== Your goal ==
Copy out every record precisely.

--------------------

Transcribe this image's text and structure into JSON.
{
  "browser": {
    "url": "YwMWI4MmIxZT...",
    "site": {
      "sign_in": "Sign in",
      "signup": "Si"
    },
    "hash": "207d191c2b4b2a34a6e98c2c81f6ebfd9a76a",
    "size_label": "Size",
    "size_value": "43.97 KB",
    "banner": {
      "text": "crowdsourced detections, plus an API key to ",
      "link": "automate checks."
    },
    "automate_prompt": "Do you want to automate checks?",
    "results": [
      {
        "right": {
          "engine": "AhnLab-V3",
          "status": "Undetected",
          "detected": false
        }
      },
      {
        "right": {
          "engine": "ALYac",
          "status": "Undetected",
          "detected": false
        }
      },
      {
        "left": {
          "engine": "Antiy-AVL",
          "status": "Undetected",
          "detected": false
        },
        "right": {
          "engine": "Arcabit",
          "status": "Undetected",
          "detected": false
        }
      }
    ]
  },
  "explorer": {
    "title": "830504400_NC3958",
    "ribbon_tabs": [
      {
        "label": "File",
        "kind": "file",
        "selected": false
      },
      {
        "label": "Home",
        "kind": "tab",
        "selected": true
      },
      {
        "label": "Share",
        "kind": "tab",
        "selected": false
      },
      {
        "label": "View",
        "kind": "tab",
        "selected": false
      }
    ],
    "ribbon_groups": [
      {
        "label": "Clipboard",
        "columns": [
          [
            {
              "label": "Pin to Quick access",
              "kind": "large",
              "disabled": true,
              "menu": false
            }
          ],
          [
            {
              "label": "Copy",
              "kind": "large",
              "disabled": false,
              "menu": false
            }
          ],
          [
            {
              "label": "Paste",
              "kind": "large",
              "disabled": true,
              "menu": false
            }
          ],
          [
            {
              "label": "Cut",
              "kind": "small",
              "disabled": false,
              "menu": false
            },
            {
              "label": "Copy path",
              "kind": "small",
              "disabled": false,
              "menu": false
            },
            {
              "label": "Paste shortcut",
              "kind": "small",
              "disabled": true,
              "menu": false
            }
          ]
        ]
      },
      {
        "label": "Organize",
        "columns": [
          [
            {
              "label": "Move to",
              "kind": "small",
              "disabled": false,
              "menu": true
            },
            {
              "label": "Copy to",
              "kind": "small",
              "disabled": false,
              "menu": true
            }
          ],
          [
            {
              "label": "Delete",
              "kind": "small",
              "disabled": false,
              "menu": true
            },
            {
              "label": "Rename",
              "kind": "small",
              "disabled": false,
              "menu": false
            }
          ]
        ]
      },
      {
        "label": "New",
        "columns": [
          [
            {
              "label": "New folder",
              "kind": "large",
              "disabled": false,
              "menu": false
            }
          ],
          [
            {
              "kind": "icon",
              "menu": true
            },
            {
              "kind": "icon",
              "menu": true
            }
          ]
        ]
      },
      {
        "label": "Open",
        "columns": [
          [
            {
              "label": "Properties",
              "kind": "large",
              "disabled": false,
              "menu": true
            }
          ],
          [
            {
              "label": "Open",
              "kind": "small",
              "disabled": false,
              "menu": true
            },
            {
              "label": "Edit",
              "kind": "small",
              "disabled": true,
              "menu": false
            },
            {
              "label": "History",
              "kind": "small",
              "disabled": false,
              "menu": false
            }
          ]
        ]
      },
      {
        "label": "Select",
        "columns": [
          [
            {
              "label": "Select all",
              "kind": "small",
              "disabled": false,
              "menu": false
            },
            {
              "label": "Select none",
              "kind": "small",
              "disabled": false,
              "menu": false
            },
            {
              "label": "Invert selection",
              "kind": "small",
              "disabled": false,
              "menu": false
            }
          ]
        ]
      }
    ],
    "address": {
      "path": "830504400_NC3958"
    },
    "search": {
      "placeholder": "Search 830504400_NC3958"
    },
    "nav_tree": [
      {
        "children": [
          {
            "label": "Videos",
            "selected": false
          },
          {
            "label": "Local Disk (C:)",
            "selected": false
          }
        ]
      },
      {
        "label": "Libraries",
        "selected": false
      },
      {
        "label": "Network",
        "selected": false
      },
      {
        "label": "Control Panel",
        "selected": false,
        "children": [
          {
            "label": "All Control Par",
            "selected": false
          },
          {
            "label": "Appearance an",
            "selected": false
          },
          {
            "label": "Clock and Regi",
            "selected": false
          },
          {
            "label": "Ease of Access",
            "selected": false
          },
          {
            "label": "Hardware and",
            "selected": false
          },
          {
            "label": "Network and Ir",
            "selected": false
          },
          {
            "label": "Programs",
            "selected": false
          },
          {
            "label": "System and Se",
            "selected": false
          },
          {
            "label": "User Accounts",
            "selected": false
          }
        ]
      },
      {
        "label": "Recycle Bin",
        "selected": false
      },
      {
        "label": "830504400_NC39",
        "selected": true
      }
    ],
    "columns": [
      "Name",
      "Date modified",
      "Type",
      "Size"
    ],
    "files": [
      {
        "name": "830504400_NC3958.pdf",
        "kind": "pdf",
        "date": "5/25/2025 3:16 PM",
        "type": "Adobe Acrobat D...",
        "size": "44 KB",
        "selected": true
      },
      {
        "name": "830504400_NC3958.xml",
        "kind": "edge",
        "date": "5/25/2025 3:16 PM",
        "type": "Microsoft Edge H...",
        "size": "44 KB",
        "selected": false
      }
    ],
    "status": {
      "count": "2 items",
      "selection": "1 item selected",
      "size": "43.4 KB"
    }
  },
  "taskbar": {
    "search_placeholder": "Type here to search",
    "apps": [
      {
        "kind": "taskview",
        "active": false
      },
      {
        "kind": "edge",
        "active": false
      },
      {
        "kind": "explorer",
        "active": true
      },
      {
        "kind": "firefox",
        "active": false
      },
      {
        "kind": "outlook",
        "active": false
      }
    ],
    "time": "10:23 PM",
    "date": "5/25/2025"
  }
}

--------------------

== Solution below ==
Transcribe this image's text and structure into JSON.
{
  "browser": {
    "url": "YwMWI4MmIxZT...",
    "site": {
      "sign_in": "Sign in",
      "signup": "Si"
    },
    "hash": "207d191c2b4b2a34a6e98c2c81f6ebfd9a76a",
    "size_label": "Size",
    "size_value": "43.97 KB",
    "banner": {
      "text": "crowdsourced detections, plus an API key to ",
      "link": "automate checks."
    },
    "automate_prompt": "Do you want to automate checks?",
    "results": [
      {
        "right": {
          "engine": "AhnLab-V3",
          "status": "Undetected",
          "detected": false
        }
      },
      {
        "right": {
          "engine": "ALYac",
          "status": "Undetected",
          "detected": false
        }
      },
      {
        "left": {
          "engine": "Antiy-AVL",
          "status": "Undetected",
          "detected": false
        },
        "right": {
          "engine": "Arcabit",
          "status": "Undetected",
          "detected": false
        }
      }
    ]
  },
  "explorer": {
    "title": "830504400_NC3958",
    "ribbon_tabs": [
      {
        "label": "File",
        "kind": "file",
        "selected": false
      },
      {
        "label": "Home",
        "kind": "tab",
        "selected": true
      },
      {
        "label": "Share",
        "kind": "tab",
        "selected": false
      },
      {
        "label": "View",
        "kind": "tab",
        "selected": false
      }
    ],
    "ribbon_groups": [
      {
        "label": "Clipboard",
        "columns": [
          [
            {
              "label": "Pin to Quick access",
              "kind": "large",
              "disabled": true,
              "menu": false
            }
          ],
          [
            {
              "label": "Copy",
              "kind": "large",
              "disabled": false,
              "menu": false
            }
          ],
          [
            {
              "label": "Paste",
              "kind": "large",
              "disabled": true,
              "menu": false
            }
          ],
          [
            {
              "label": "Cut",
              "kind": "small",
              "disabled": false,
              "menu": false
            },
            {
              "label": "Copy path",
              "kind": "small",
              "disabled": false,
              "menu": false
            },
            {
              "label": "Paste shortcut",
              "kind": "small",
              "disabled": true,
              "menu": false
            }
          ]
        ]
      },
      {
        "label": "Organize",
        "columns": [
          [
            {
              "label": "Move to",
              "kind": "small",
              "disabled": false,
              "menu": true
            },
            {
              "label": "Copy to",
              "kind": "small",
              "disabled": false,
              "menu": true
            }
          ],
          [
            {
              "label": "Delete",
              "kind": "small",
              "disabled": false,
              "menu": true
            },
            {
              "label": "Rename",
              "kind": "small",
              "disabled": false,
              "menu": false
            }
          ]
        ]
      },
      {
        "label": "New",
        "columns": [
          [
            {
              "label": "New folder",
              "kind": "large",
              "disabled": false,
              "menu": false
            }
          ],
          [
            {
              "kind": "icon",
              "menu": true
            },
            {
              "kind": "icon",
              "menu": true
            }
          ]
        ]
      },
      {
        "label": "Open",
        "columns": [
          [
            {
              "label": "Properties",
              "kind": "large",
              "disabled": false,
              "menu": true
            }
          ],
          [
            {
              "label": "Open",
              "kind": "small",
              "disabled": false,
              "menu": true
            },
            {
              "label": "Edit",
              "kind": "small",
              "disabled": true,
              "menu": false
            },
            {
              "label": "History",
              "kind": "small",
              "disabled": false,
              "menu": false
            }
          ]
        ]
      },
      {
        "label": "Select",
        "columns": [
          [
            {
              "label": "Select all",
              "kind": "small",
              "disabled": false,
              "menu": false
            },
            {
              "label": "Select none",
              "kind": "small",
              "disabled": false,
              "menu": false
            },
            {
              "label": "Invert selection",
              "kind": "small",
              "disabled": false,
              "menu": false
            }
          ]
        ]
      }
    ],
    "address": {
      "path": "830504400_NC3958"
    },
    "search": {
      "placeholder": "Search 830504400_NC3958"
    },
    "nav_tree": [
      {
        "children": [
          {
            "label": "Videos",
            "selected": false
          },
          {
            "label": "Local Disk (C:)",
            "selected": false
          }
        ]
      },
      {
        "label": "Libraries",
        "selected": false
      },
      {
        "label": "Network",
        "selected": false
      },
      {
        "label": "Control Panel",
        "selected": false,
        "children": [
          {
            "label": "All Control Par",
            "selected": false
          },
          {
            "label": "Appearance an",
            "selected": false
          },
          {
            "label": "Clock and Regi",
            "selected": false
          },
          {
            "label": "Ease of Access",
            "selected": false
          },
          {
            "label": "Hardware and",
            "selected": false
          },
          {
            "label": "Network and Ir",
            "selected": false
          },
          {
            "label": "Programs",
            "selected": false
          },
          {
            "label": "System and Se",
            "selected": false
          },
          {
            "label": "User Accounts",
            "selected": false
          }
        ]
      },
      {
        "label": "Recycle Bin",
        "selected": false
      },
      {
        "label": "830504400_NC39",
        "selected": true
      }
    ],
    "columns": [
      "Name",
      "Date modified",
      "Type",
      "Size"
    ],
    "files": [
      {
        "name": "830504400_NC3958.pdf",
        "kind": "pdf",
        "date": "5/25/2025 3:16 PM",
        "type": "Adobe Acrobat D...",
        "size": "44 KB",
        "selected": true
      },
      {
        "name": "830504400_NC3958.xml",
        "kind": "edge",
        "date": "5/25/2025 3:16 PM",
        "type": "Microsoft Edge H...",
        "size": "44 KB",
        "selected": false
      }
    ],
    "status": {
      "count": "2 items",
      "selection": "1 item selected",
      "size": "43.4 KB"
    }
  },
  "taskbar": {
    "search_placeholder": "Type here to search",
    "apps": [
      {
        "kind": "taskview",
        "active": false
      },
      {
        "kind": "edge",
        "active": false
      },
      {
        "kind": "explorer",
        "active": true
      },
      {
        "kind": "firefox",
        "active": false
      },
      {
        "kind": "outlook",
        "active": false
      }
    ],
    "time": "10:23 PM",
    "date": "5/25/2025"
  }
}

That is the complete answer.